— START OF RECORDS SUPPLIED —

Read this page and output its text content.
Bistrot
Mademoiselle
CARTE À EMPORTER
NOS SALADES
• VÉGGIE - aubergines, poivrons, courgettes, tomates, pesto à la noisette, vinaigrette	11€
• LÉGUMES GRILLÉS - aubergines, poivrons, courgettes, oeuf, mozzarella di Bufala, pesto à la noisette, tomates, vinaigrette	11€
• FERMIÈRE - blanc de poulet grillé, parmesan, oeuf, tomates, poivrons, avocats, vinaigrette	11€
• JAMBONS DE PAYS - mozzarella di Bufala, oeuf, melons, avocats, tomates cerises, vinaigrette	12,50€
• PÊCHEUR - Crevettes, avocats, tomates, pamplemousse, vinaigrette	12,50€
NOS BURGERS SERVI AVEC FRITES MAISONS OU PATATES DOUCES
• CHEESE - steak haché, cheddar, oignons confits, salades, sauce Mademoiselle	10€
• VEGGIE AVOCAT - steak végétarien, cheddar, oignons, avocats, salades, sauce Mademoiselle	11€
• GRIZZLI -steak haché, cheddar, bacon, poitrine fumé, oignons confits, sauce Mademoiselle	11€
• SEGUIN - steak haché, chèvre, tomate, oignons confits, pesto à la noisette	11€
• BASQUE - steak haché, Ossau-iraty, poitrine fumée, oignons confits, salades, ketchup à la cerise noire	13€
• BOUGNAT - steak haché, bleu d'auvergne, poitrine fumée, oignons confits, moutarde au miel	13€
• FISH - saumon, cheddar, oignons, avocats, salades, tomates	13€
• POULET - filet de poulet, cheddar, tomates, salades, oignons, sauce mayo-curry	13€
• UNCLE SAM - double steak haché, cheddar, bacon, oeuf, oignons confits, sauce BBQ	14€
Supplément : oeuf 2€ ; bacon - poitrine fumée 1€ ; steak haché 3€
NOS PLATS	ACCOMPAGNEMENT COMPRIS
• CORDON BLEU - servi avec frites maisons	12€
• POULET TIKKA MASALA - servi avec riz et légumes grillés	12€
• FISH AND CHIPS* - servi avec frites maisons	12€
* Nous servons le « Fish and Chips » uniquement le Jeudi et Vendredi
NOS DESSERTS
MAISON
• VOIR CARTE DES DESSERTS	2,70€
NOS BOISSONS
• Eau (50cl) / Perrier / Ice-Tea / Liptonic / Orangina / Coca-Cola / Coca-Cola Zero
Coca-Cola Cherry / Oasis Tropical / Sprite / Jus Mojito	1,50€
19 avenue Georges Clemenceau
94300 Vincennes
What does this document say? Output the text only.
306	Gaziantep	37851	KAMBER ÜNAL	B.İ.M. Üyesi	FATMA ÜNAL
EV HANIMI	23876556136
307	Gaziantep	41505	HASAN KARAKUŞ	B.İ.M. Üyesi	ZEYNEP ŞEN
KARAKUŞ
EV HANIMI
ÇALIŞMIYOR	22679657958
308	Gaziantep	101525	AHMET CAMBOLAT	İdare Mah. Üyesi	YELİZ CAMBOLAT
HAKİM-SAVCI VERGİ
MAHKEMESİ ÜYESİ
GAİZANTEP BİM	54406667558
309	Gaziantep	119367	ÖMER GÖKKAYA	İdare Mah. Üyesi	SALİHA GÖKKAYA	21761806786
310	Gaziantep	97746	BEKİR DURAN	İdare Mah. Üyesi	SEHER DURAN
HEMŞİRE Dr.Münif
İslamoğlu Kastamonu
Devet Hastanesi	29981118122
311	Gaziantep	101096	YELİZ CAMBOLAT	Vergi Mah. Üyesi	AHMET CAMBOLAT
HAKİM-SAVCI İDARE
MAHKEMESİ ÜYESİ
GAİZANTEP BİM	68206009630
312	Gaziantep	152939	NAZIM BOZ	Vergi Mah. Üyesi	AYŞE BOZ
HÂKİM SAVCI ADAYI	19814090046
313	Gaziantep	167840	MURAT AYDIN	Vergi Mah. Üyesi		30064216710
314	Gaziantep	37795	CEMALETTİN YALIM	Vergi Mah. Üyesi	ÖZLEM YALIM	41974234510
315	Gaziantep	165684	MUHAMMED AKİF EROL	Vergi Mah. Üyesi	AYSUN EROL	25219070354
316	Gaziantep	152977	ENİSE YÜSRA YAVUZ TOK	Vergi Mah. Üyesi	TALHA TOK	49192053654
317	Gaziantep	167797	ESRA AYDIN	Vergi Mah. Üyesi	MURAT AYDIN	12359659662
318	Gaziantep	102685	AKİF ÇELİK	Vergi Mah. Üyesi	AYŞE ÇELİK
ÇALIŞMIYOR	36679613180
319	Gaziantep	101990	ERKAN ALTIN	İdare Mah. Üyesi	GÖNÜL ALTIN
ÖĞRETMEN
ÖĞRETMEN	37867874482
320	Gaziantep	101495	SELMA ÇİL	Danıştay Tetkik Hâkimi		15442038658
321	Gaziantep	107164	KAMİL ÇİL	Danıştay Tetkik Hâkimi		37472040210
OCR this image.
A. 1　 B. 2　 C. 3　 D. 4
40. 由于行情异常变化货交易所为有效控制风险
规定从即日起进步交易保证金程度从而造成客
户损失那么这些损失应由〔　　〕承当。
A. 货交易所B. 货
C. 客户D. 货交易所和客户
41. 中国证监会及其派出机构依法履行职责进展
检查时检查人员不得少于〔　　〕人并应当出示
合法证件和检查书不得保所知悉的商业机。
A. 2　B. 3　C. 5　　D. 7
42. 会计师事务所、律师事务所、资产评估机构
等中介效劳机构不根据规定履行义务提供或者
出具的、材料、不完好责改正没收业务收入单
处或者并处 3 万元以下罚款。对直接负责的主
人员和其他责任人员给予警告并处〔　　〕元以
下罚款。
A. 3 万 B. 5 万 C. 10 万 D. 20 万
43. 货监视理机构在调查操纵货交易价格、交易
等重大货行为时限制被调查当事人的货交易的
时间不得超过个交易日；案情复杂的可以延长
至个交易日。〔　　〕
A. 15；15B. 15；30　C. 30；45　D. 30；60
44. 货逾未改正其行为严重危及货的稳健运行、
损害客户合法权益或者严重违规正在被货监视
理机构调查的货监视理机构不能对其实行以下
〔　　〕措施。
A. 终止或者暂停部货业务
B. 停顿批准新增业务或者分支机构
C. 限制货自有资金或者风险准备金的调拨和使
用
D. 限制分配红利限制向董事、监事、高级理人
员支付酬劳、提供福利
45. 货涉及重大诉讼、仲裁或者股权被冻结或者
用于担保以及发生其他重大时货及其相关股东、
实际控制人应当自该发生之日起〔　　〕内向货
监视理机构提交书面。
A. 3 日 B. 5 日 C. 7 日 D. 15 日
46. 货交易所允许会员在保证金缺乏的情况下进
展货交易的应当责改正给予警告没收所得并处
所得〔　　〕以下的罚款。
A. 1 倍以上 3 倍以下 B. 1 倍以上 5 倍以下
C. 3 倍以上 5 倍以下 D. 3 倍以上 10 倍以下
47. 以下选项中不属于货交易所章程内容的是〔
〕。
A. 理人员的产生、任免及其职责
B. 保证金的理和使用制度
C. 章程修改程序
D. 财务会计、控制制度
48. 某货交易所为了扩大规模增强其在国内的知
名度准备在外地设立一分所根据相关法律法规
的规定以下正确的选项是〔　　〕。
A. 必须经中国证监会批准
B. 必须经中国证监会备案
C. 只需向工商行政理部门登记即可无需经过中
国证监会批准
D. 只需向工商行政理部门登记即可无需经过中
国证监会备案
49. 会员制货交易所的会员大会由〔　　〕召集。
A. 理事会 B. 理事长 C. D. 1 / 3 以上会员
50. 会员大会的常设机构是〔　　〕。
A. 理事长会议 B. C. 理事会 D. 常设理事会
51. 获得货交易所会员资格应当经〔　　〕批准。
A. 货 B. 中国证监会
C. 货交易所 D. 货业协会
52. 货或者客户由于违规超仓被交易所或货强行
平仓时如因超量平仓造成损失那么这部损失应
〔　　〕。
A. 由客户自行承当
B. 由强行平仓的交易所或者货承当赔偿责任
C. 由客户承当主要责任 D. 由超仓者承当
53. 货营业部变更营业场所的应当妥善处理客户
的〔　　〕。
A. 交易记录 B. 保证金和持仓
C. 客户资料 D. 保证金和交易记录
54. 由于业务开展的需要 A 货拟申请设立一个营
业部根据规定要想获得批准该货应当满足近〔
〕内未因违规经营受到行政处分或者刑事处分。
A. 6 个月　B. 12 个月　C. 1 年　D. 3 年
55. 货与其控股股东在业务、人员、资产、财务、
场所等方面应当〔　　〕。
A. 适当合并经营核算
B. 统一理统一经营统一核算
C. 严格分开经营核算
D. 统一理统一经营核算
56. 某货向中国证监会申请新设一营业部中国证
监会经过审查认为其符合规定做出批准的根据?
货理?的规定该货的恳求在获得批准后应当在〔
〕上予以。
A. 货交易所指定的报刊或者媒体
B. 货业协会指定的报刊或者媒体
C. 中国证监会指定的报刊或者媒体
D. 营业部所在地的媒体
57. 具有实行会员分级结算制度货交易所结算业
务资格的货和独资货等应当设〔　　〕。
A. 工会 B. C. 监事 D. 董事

— END OF RECORDS SUPPLIED —

STATED PROBLEM: Extract all lines that hold the word "YELİZ".

SOLUTION TO THIS TASK:
308	Gaziantep	101525	AHMET CAMBOLAT	İdare Mah. Üyesi	YELİZ CAMBOLAT
311	Gaziantep	101096	YELİZ CAMBOLAT	Vergi Mah. Üyesi	AHMET CAMBOLAT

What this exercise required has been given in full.